## Direction
Restate each line word for word. Leave out every picture.

####

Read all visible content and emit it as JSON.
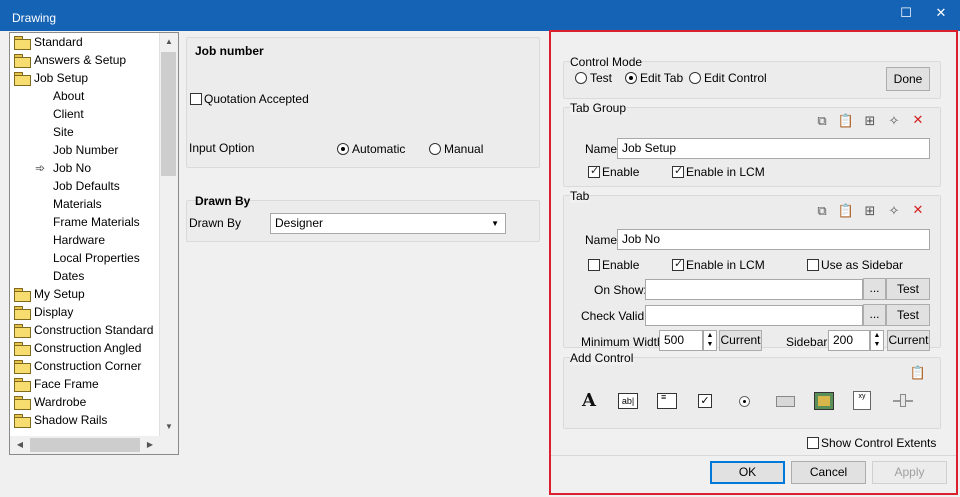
{
  "window": {
    "title": "Drawing",
    "maximize_icon": "maximize-icon",
    "close_icon": "close-icon"
  },
  "tree": {
    "items": [
      {
        "label": "Standard",
        "type": "folder",
        "level": 0
      },
      {
        "label": "Answers & Setup",
        "type": "folder",
        "level": 0
      },
      {
        "label": "Job Setup",
        "type": "folder",
        "level": 0
      },
      {
        "label": "About",
        "type": "item",
        "level": 1
      },
      {
        "label": "Client",
        "type": "item",
        "level": 1
      },
      {
        "label": "Site",
        "type": "item",
        "level": 1
      },
      {
        "label": "Job Number",
        "type": "item",
        "level": 1
      },
      {
        "label": "Job No",
        "type": "item",
        "level": 1,
        "selected": true
      },
      {
        "label": "Job Defaults",
        "type": "item",
        "level": 1
      },
      {
        "label": "Materials",
        "type": "item",
        "level": 1
      },
      {
        "label": "Frame Materials",
        "type": "item",
        "level": 1
      },
      {
        "label": "Hardware",
        "type": "item",
        "level": 1
      },
      {
        "label": "Local Properties",
        "type": "item",
        "level": 1
      },
      {
        "label": "Dates",
        "type": "item",
        "level": 1
      },
      {
        "label": "My Setup",
        "type": "folder",
        "level": 0
      },
      {
        "label": "Display",
        "type": "folder",
        "level": 0
      },
      {
        "label": "Construction Standard",
        "type": "folder",
        "level": 0
      },
      {
        "label": "Construction Angled",
        "type": "folder",
        "level": 0
      },
      {
        "label": "Construction Corner",
        "type": "folder",
        "level": 0
      },
      {
        "label": "Face Frame",
        "type": "folder",
        "level": 0
      },
      {
        "label": "Wardrobe",
        "type": "folder",
        "level": 0
      },
      {
        "label": "Shadow Rails",
        "type": "folder",
        "level": 0
      }
    ]
  },
  "job_number": {
    "title": "Job number",
    "quotation_label": "Quotation Accepted",
    "quotation_checked": false,
    "input_option_label": "Input Option",
    "automatic_label": "Automatic",
    "manual_label": "Manual",
    "selected": "Automatic"
  },
  "drawn_by": {
    "title": "Drawn By",
    "label": "Drawn By",
    "value": "Designer"
  },
  "control_mode": {
    "title": "Control Mode",
    "test_label": "Test",
    "edit_tab_label": "Edit Tab",
    "edit_control_label": "Edit Control",
    "selected": "Edit Tab",
    "done_label": "Done"
  },
  "tab_group": {
    "title": "Tab Group",
    "name_label": "Name:",
    "name_value": "Job Setup",
    "enable_label": "Enable",
    "enable_checked": true,
    "lcm_label": "Enable in LCM",
    "lcm_checked": true
  },
  "tab": {
    "title": "Tab",
    "name_label": "Name:",
    "name_value": "Job No",
    "enable_label": "Enable",
    "enable_checked": false,
    "lcm_label": "Enable in LCM",
    "lcm_checked": true,
    "sidebar_label": "Use as Sidebar",
    "sidebar_checked": false,
    "on_show_label": "On Show:",
    "on_show_value": "",
    "check_valid_label": "Check Valid:",
    "check_valid_value": "",
    "ellipsis": "...",
    "test_label": "Test",
    "min_width_label": "Minimum Width:",
    "min_width_value": "500",
    "current_label": "Current",
    "sidebar_w_label": "Sidebar:",
    "sidebar_w_value": "200"
  },
  "add_control": {
    "title": "Add Control",
    "paste_icon": "paste-icon",
    "controls": [
      "label-control-icon",
      "textbox-control-icon",
      "listbox-control-icon",
      "checkbox-control-icon",
      "radio-control-icon",
      "button-control-icon",
      "picture-control-icon",
      "variable-control-icon",
      "slider-control-icon"
    ]
  },
  "toolbar_icons": [
    "copy-icon",
    "paste-icon",
    "add-item-icon",
    "new-icon",
    "delete-icon"
  ],
  "show_extents": {
    "label": "Show Control Extents",
    "checked": false
  },
  "buttons": {
    "ok": "OK",
    "cancel": "Cancel",
    "apply": "Apply"
  }
}
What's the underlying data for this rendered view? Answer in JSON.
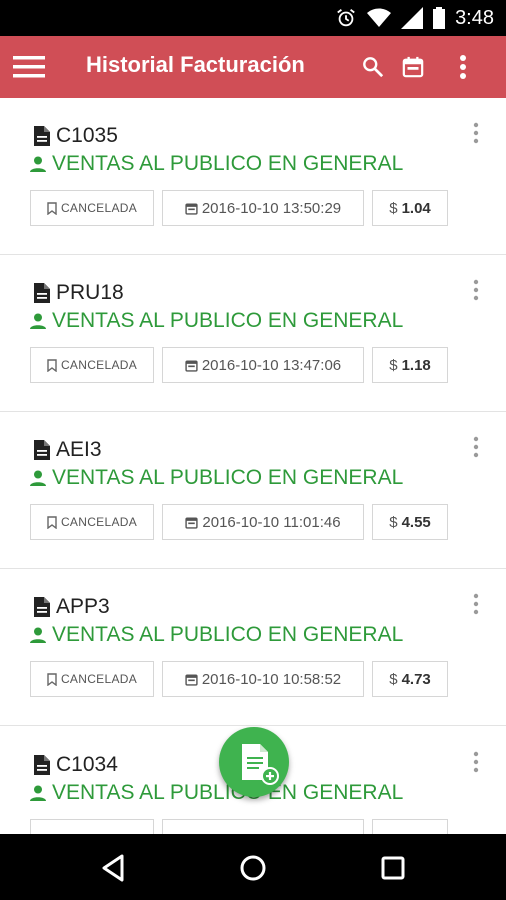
{
  "status_bar": {
    "time": "3:48"
  },
  "app_bar": {
    "title": "Historial Facturación"
  },
  "invoices": [
    {
      "id": "C1035",
      "client": "VENTAS AL PUBLICO EN GENERAL",
      "status": "CANCELADA",
      "date": "2016-10-10 13:50:29",
      "currency": "$",
      "amount": "1.04"
    },
    {
      "id": "PRU18",
      "client": "VENTAS AL PUBLICO EN GENERAL",
      "status": "CANCELADA",
      "date": "2016-10-10 13:47:06",
      "currency": "$",
      "amount": "1.18"
    },
    {
      "id": "AEI3",
      "client": "VENTAS AL PUBLICO EN GENERAL",
      "status": "CANCELADA",
      "date": "2016-10-10 11:01:46",
      "currency": "$",
      "amount": "4.55"
    },
    {
      "id": "APP3",
      "client": "VENTAS AL PUBLICO EN GENERAL",
      "status": "CANCELADA",
      "date": "2016-10-10 10:58:52",
      "currency": "$",
      "amount": "4.73"
    },
    {
      "id": "C1034",
      "client": "VENTAS AL PUBLICO EN GENERAL",
      "status": "",
      "date": "",
      "currency": "",
      "amount": ""
    }
  ],
  "colors": {
    "app_bar": "#d04e56",
    "client_text": "#2e9a3a",
    "fab": "#3fb34f"
  }
}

####

## Answer to this task
Read all visible content and emit it as JSON.
{
  "window": {
    "title": "Drawing",
    "maximize_icon": "maximize-icon",
    "close_icon": "close-icon"
  },
  "tree": {
    "items": [
      {
        "label": "Standard",
        "type": "folder",
        "level": 0
      },
      {
        "label": "Answers & Setup",
        "type": "folder",
        "level": 0
      },
      {
        "label": "Job Setup",
        "type": "folder",
        "level": 0
      },
      {
        "label": "About",
        "type": "item",
        "level": 1
      },
      {
        "label": "Client",
        "type": "item",
        "level": 1
      },
      {
        "label": "Site",
        "type": "item",
        "level": 1
      },
      {
        "label": "Job Number",
        "type": "item",
        "level": 1
      },
      {
        "label": "Job No",
        "type": "item",
        "level": 1,
        "selected": true
      },
      {
        "label": "Job Defaults",
        "type": "item",
        "level": 1
      },
      {
        "label": "Materials",
        "type": "item",
        "level": 1
      },
      {
        "label": "Frame Materials",
        "type": "item",
        "level": 1
      },
      {
        "label": "Hardware",
        "type": "item",
        "level": 1
      },
      {
        "label": "Local Properties",
        "type": "item",
        "level": 1
      },
      {
        "label": "Dates",
        "type": "item",
        "level": 1
      },
      {
        "label": "My Setup",
        "type": "folder",
        "level": 0
      },
      {
        "label": "Display",
        "type": "folder",
        "level": 0
      },
      {
        "label": "Construction Standard",
        "type": "folder",
        "level": 0
      },
      {
        "label": "Construction Angled",
        "type": "folder",
        "level": 0
      },
      {
        "label": "Construction Corner",
        "type": "folder",
        "level": 0
      },
      {
        "label": "Face Frame",
        "type": "folder",
        "level": 0
      },
      {
        "label": "Wardrobe",
        "type": "folder",
        "level": 0
      },
      {
        "label": "Shadow Rails",
        "type": "folder",
        "level": 0
      }
    ]
  },
  "job_number": {
    "title": "Job number",
    "quotation_label": "Quotation Accepted",
    "quotation_checked": false,
    "input_option_label": "Input Option",
    "automatic_label": "Automatic",
    "manual_label": "Manual",
    "selected": "Automatic"
  },
  "drawn_by": {
    "title": "Drawn By",
    "label": "Drawn By",
    "value": "Designer"
  },
  "control_mode": {
    "title": "Control Mode",
    "test_label": "Test",
    "edit_tab_label": "Edit Tab",
    "edit_control_label": "Edit Control",
    "selected": "Edit Tab",
    "done_label": "Done"
  },
  "tab_group": {
    "title": "Tab Group",
    "name_label": "Name:",
    "name_value": "Job Setup",
    "enable_label": "Enable",
    "enable_checked": true,
    "lcm_label": "Enable in LCM",
    "lcm_checked": true
  },
  "tab": {
    "title": "Tab",
    "name_label": "Name:",
    "name_value": "Job No",
    "enable_label": "Enable",
    "enable_checked": false,
    "lcm_label": "Enable in LCM",
    "lcm_checked": true,
    "sidebar_label": "Use as Sidebar",
    "sidebar_checked": false,
    "on_show_label": "On Show:",
    "on_show_value": "",
    "check_valid_label": "Check Valid:",
    "check_valid_value": "",
    "ellipsis": "...",
    "test_label": "Test",
    "min_width_label": "Minimum Width:",
    "min_width_value": "500",
    "current_label": "Current",
    "sidebar_w_label": "Sidebar:",
    "sidebar_w_value": "200"
  },
  "add_control": {
    "title": "Add Control",
    "paste_icon": "paste-icon",
    "controls": [
      "label-control-icon",
      "textbox-control-icon",
      "listbox-control-icon",
      "checkbox-control-icon",
      "radio-control-icon",
      "button-control-icon",
      "picture-control-icon",
      "variable-control-icon",
      "slider-control-icon"
    ]
  },
  "toolbar_icons": [
    "copy-icon",
    "paste-icon",
    "add-item-icon",
    "new-icon",
    "delete-icon"
  ],
  "show_extents": {
    "label": "Show Control Extents",
    "checked": false
  },
  "buttons": {
    "ok": "OK",
    "cancel": "Cancel",
    "apply": "Apply"
  }
}
What's the underlying data for this rendered view? Answer in JSON.
{
  "status_bar": {
    "time": "3:48"
  },
  "app_bar": {
    "title": "Historial Facturación"
  },
  "invoices": [
    {
      "id": "C1035",
      "client": "VENTAS AL PUBLICO EN GENERAL",
      "status": "CANCELADA",
      "date": "2016-10-10 13:50:29",
      "currency": "$",
      "amount": "1.04"
    },
    {
      "id": "PRU18",
      "client": "VENTAS AL PUBLICO EN GENERAL",
      "status": "CANCELADA",
      "date": "2016-10-10 13:47:06",
      "currency": "$",
      "amount": "1.18"
    },
    {
      "id": "AEI3",
      "client": "VENTAS AL PUBLICO EN GENERAL",
      "status": "CANCELADA",
      "date": "2016-10-10 11:01:46",
      "currency": "$",
      "amount": "4.55"
    },
    {
      "id": "APP3",
      "client": "VENTAS AL PUBLICO EN GENERAL",
      "status": "CANCELADA",
      "date": "2016-10-10 10:58:52",
      "currency": "$",
      "amount": "4.73"
    },
    {
      "id": "C1034",
      "client": "VENTAS AL PUBLICO EN GENERAL",
      "status": "",
      "date": "",
      "currency": "",
      "amount": ""
    }
  ],
  "colors": {
    "app_bar": "#d04e56",
    "client_text": "#2e9a3a",
    "fab": "#3fb34f"
  }
}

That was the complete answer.